REQUIRED TASK:
Your task is to repeat the listing exactly.

RECORDS FOR THE TASK:
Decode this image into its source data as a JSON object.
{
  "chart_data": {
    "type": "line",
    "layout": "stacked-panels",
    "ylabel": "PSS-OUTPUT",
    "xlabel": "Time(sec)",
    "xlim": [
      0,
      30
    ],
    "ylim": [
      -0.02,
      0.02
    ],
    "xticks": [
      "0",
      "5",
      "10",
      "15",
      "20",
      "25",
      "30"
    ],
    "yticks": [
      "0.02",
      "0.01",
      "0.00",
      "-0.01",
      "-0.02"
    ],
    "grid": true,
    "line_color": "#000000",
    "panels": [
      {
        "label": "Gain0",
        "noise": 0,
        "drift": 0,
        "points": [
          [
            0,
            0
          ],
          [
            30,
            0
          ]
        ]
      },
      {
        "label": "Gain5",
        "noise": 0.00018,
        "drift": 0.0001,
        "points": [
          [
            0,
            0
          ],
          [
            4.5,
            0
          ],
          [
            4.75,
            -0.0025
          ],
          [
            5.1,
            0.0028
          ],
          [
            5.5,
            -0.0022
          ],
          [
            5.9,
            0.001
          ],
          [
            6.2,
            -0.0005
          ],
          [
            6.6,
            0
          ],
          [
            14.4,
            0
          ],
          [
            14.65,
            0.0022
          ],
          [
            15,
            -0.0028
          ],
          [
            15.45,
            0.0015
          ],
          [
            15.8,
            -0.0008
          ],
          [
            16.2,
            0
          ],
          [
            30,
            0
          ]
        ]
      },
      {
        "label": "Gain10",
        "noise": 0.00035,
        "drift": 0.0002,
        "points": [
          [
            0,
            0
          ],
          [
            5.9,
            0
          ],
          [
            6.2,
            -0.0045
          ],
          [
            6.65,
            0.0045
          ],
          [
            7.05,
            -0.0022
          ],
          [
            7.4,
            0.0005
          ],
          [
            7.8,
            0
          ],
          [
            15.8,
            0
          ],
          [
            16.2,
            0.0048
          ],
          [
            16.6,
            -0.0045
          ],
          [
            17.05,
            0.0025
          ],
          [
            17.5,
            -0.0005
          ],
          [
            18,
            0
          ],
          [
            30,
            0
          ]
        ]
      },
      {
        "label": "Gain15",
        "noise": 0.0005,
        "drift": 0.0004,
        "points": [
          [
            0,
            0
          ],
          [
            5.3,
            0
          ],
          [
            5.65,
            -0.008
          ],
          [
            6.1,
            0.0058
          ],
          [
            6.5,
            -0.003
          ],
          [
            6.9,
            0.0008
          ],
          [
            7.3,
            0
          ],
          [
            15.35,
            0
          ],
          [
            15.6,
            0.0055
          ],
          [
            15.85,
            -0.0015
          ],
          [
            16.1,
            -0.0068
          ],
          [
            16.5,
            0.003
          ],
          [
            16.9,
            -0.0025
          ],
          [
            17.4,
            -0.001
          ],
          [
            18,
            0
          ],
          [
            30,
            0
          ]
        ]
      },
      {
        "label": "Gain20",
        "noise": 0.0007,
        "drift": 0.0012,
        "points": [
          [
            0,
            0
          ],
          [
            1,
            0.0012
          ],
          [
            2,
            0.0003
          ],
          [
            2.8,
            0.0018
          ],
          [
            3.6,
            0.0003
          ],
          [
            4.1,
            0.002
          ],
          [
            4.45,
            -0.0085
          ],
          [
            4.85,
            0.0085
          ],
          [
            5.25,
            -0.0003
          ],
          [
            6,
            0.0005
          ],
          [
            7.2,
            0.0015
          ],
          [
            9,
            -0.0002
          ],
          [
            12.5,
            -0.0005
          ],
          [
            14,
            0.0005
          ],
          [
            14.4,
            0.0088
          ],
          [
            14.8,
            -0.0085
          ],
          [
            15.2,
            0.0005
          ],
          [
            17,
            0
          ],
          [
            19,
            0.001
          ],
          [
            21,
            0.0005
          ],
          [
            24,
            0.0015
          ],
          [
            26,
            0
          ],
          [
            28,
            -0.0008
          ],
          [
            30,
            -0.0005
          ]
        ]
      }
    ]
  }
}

IN RESPONSE:
Decode this image into its source data as a JSON object.
{
  "chart_data": {
    "type": "line",
    "layout": "stacked-panels",
    "ylabel": "PSS-OUTPUT",
    "xlabel": "Time(sec)",
    "xlim": [
      0,
      30
    ],
    "ylim": [
      -0.02,
      0.02
    ],
    "xticks": [
      "0",
      "5",
      "10",
      "15",
      "20",
      "25",
      "30"
    ],
    "yticks": [
      "0.02",
      "0.01",
      "0.00",
      "-0.01",
      "-0.02"
    ],
    "grid": true,
    "line_color": "#000000",
    "panels": [
      {
        "label": "Gain0",
        "noise": 0,
        "drift": 0,
        "points": [
          [
            0,
            0
          ],
          [
            30,
            0
          ]
        ]
      },
      {
        "label": "Gain5",
        "noise": 0.00018,
        "drift": 0.0001,
        "points": [
          [
            0,
            0
          ],
          [
            4.5,
            0
          ],
          [
            4.75,
            -0.0025
          ],
          [
            5.1,
            0.0028
          ],
          [
            5.5,
            -0.0022
          ],
          [
            5.9,
            0.001
          ],
          [
            6.2,
            -0.0005
          ],
          [
            6.6,
            0
          ],
          [
            14.4,
            0
          ],
          [
            14.65,
            0.0022
          ],
          [
            15,
            -0.0028
          ],
          [
            15.45,
            0.0015
          ],
          [
            15.8,
            -0.0008
          ],
          [
            16.2,
            0
          ],
          [
            30,
            0
          ]
        ]
      },
      {
        "label": "Gain10",
        "noise": 0.00035,
        "drift": 0.0002,
        "points": [
          [
            0,
            0
          ],
          [
            5.9,
            0
          ],
          [
            6.2,
            -0.0045
          ],
          [
            6.65,
            0.0045
          ],
          [
            7.05,
            -0.0022
          ],
          [
            7.4,
            0.0005
          ],
          [
            7.8,
            0
          ],
          [
            15.8,
            0
          ],
          [
            16.2,
            0.0048
          ],
          [
            16.6,
            -0.0045
          ],
          [
            17.05,
            0.0025
          ],
          [
            17.5,
            -0.0005
          ],
          [
            18,
            0
          ],
          [
            30,
            0
          ]
        ]
      },
      {
        "label": "Gain15",
        "noise": 0.0005,
        "drift": 0.0004,
        "points": [
          [
            0,
            0
          ],
          [
            5.3,
            0
          ],
          [
            5.65,
            -0.008
          ],
          [
            6.1,
            0.0058
          ],
          [
            6.5,
            -0.003
          ],
          [
            6.9,
            0.0008
          ],
          [
            7.3,
            0
          ],
          [
            15.35,
            0
          ],
          [
            15.6,
            0.0055
          ],
          [
            15.85,
            -0.0015
          ],
          [
            16.1,
            -0.0068
          ],
          [
            16.5,
            0.003
          ],
          [
            16.9,
            -0.0025
          ],
          [
            17.4,
            -0.001
          ],
          [
            18,
            0
          ],
          [
            30,
            0
          ]
        ]
      },
      {
        "label": "Gain20",
        "noise": 0.0007,
        "drift": 0.0012,
        "points": [
          [
            0,
            0
          ],
          [
            1,
            0.0012
          ],
          [
            2,
            0.0003
          ],
          [
            2.8,
            0.0018
          ],
          [
            3.6,
            0.0003
          ],
          [
            4.1,
            0.002
          ],
          [
            4.45,
            -0.0085
          ],
          [
            4.85,
            0.0085
          ],
          [
            5.25,
            -0.0003
          ],
          [
            6,
            0.0005
          ],
          [
            7.2,
            0.0015
          ],
          [
            9,
            -0.0002
          ],
          [
            12.5,
            -0.0005
          ],
          [
            14,
            0.0005
          ],
          [
            14.4,
            0.0088
          ],
          [
            14.8,
            -0.0085
          ],
          [
            15.2,
            0.0005
          ],
          [
            17,
            0
          ],
          [
            19,
            0.001
          ],
          [
            21,
            0.0005
          ],
          [
            24,
            0.0015
          ],
          [
            26,
            0
          ],
          [
            28,
            -0.0008
          ],
          [
            30,
            -0.0005
          ]
        ]
      }
    ]
  }
}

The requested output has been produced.